= Required task =
Reproduce all records exactly.
┄┄┄┄┄┄┄┄┄┄
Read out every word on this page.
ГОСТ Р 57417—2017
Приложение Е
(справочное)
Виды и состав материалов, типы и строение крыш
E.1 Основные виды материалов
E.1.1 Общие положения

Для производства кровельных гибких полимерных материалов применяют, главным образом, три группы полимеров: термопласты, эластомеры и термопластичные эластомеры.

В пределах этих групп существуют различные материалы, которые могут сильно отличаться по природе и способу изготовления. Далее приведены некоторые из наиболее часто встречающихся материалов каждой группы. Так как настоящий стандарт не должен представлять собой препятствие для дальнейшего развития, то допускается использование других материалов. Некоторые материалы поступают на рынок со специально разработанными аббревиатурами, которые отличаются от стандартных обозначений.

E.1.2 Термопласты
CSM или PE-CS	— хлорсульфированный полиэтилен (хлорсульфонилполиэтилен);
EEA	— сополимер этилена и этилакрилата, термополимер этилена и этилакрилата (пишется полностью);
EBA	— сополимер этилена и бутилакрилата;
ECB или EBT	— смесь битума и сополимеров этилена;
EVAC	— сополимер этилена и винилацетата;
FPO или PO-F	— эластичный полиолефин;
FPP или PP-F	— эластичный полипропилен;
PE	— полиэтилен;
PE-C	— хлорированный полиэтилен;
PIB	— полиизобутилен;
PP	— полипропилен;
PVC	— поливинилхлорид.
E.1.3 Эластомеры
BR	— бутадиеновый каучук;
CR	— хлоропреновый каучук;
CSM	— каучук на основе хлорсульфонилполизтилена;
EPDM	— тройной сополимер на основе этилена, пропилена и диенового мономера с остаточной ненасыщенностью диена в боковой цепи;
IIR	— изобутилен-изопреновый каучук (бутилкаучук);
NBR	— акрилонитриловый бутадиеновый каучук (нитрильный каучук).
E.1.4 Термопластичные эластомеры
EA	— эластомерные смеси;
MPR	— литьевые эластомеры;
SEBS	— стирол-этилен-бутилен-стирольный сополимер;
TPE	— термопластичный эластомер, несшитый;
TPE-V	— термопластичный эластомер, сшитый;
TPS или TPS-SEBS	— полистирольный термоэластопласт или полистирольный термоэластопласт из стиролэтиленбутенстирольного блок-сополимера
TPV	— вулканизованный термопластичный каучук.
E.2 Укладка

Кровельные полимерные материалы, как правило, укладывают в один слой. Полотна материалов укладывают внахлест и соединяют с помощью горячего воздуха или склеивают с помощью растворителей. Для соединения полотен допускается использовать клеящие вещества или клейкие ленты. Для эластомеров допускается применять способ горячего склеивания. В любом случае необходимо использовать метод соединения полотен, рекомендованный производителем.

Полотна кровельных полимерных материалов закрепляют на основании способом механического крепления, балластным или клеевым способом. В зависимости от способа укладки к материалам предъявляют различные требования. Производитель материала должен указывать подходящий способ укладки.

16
┄┄┄┄┄┄┄┄┄┄
= Reply =
Read out every word on this page.
ГОСТ Р 57417—2017
Приложение Е
(справочное)
Виды и состав материалов, типы и строение крыш
E.1 Основные виды материалов
E.1.1 Общие положения

Для производства кровельных гибких полимерных материалов применяют, главным образом, три группы полимеров: термопласты, эластомеры и термопластичные эластомеры.

В пределах этих групп существуют различные материалы, которые могут сильно отличаться по природе и способу изготовления. Далее приведены некоторые из наиболее часто встречающихся материалов каждой группы. Так как настоящий стандарт не должен представлять собой препятствие для дальнейшего развития, то допускается использование других материалов. Некоторые материалы поступают на рынок со специально разработанными аббревиатурами, которые отличаются от стандартных обозначений.

E.1.2 Термопласты
CSM или PE-CS	— хлорсульфированный полиэтилен (хлорсульфонилполиэтилен);
EEA	— сополимер этилена и этилакрилата, термополимер этилена и этилакрилата (пишется полностью);
EBA	— сополимер этилена и бутилакрилата;
ECB или EBT	— смесь битума и сополимеров этилена;
EVAC	— сополимер этилена и винилацетата;
FPO или PO-F	— эластичный полиолефин;
FPP или PP-F	— эластичный полипропилен;
PE	— полиэтилен;
PE-C	— хлорированный полиэтилен;
PIB	— полиизобутилен;
PP	— полипропилен;
PVC	— поливинилхлорид.
E.1.3 Эластомеры
BR	— бутадиеновый каучук;
CR	— хлоропреновый каучук;
CSM	— каучук на основе хлорсульфонилполизтилена;
EPDM	— тройной сополимер на основе этилена, пропилена и диенового мономера с остаточной ненасыщенностью диена в боковой цепи;
IIR	— изобутилен-изопреновый каучук (бутилкаучук);
NBR	— акрилонитриловый бутадиеновый каучук (нитрильный каучук).
E.1.4 Термопластичные эластомеры
EA	— эластомерные смеси;
MPR	— литьевые эластомеры;
SEBS	— стирол-этилен-бутилен-стирольный сополимер;
TPE	— термопластичный эластомер, несшитый;
TPE-V	— термопластичный эластомер, сшитый;
TPS или TPS-SEBS	— полистирольный термоэластопласт или полистирольный термоэластопласт из стиролэтиленбутенстирольного блок-сополимера
TPV	— вулканизованный термопластичный каучук.
E.2 Укладка

Кровельные полимерные материалы, как правило, укладывают в один слой. Полотна материалов укладывают внахлест и соединяют с помощью горячего воздуха или склеивают с помощью растворителей. Для соединения полотен допускается использовать клеящие вещества или клейкие ленты. Для эластомеров допускается применять способ горячего склеивания. В любом случае необходимо использовать метод соединения полотен, рекомендованный производителем.

Полотна кровельных полимерных материалов закрепляют на основании способом механического крепления, балластным или клеевым способом. В зависимости от способа укладки к материалам предъявляют различные требования. Производитель материала должен указывать подходящий способ укладки.

16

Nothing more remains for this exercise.